• Goal
Transcribe the listing exactly, leaving out every picture.

• Material provided
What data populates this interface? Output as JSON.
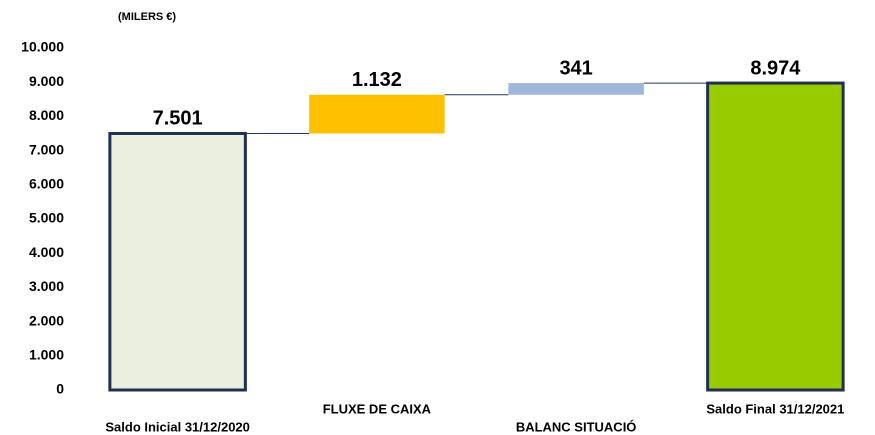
{
  "chart_data": {
    "type": "waterfall",
    "ylabel": "(MILERS €)",
    "categories": [
      "Saldo Inicial 31/12/2020",
      "FLUXE DE CAIXA",
      "BALANC SITUACIÓ",
      "Saldo Final 31/12/2021"
    ],
    "values": [
      7501,
      1132,
      341,
      8974
    ],
    "value_labels": [
      "7.501",
      "1.132",
      "341",
      "8.974"
    ],
    "measure": [
      "absolute",
      "relative",
      "relative",
      "total"
    ],
    "colors": [
      "#ebefdf",
      "#ffc000",
      "#9db6d9",
      "#99cc00"
    ],
    "ylim": [
      0,
      10000
    ],
    "yticks": [
      0,
      {
        "value": 1000,
        "label": "1.000"
      },
      {
        "value": 2000,
        "label": "2.000"
      },
      {
        "value": 3000,
        "label": "3.000"
      },
      {
        "value": 4000,
        "label": "4.000"
      },
      {
        "value": 5000,
        "label": "5.000"
      },
      {
        "value": 6000,
        "label": "6.000"
      },
      {
        "value": 7000,
        "label": "7.000"
      },
      {
        "value": 8000,
        "label": "8.000"
      },
      {
        "value": 9000,
        "label": "9.000"
      },
      {
        "value": 10000,
        "label": "10.000"
      }
    ],
    "grid": false
  }
}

• Written reply
What data populates this interface? Output as JSON.
{
  "chart_data": {
    "type": "waterfall",
    "ylabel": "(MILERS €)",
    "categories": [
      "Saldo Inicial 31/12/2020",
      "FLUXE DE CAIXA",
      "BALANC SITUACIÓ",
      "Saldo Final 31/12/2021"
    ],
    "values": [
      7501,
      1132,
      341,
      8974
    ],
    "value_labels": [
      "7.501",
      "1.132",
      "341",
      "8.974"
    ],
    "measure": [
      "absolute",
      "relative",
      "relative",
      "total"
    ],
    "colors": [
      "#ebefdf",
      "#ffc000",
      "#9db6d9",
      "#99cc00"
    ],
    "ylim": [
      0,
      10000
    ],
    "yticks": [
      0,
      {
        "value": 1000,
        "label": "1.000"
      },
      {
        "value": 2000,
        "label": "2.000"
      },
      {
        "value": 3000,
        "label": "3.000"
      },
      {
        "value": 4000,
        "label": "4.000"
      },
      {
        "value": 5000,
        "label": "5.000"
      },
      {
        "value": 6000,
        "label": "6.000"
      },
      {
        "value": 7000,
        "label": "7.000"
      },
      {
        "value": 8000,
        "label": "8.000"
      },
      {
        "value": 9000,
        "label": "9.000"
      },
      {
        "value": 10000,
        "label": "10.000"
      }
    ],
    "grid": false
  }
}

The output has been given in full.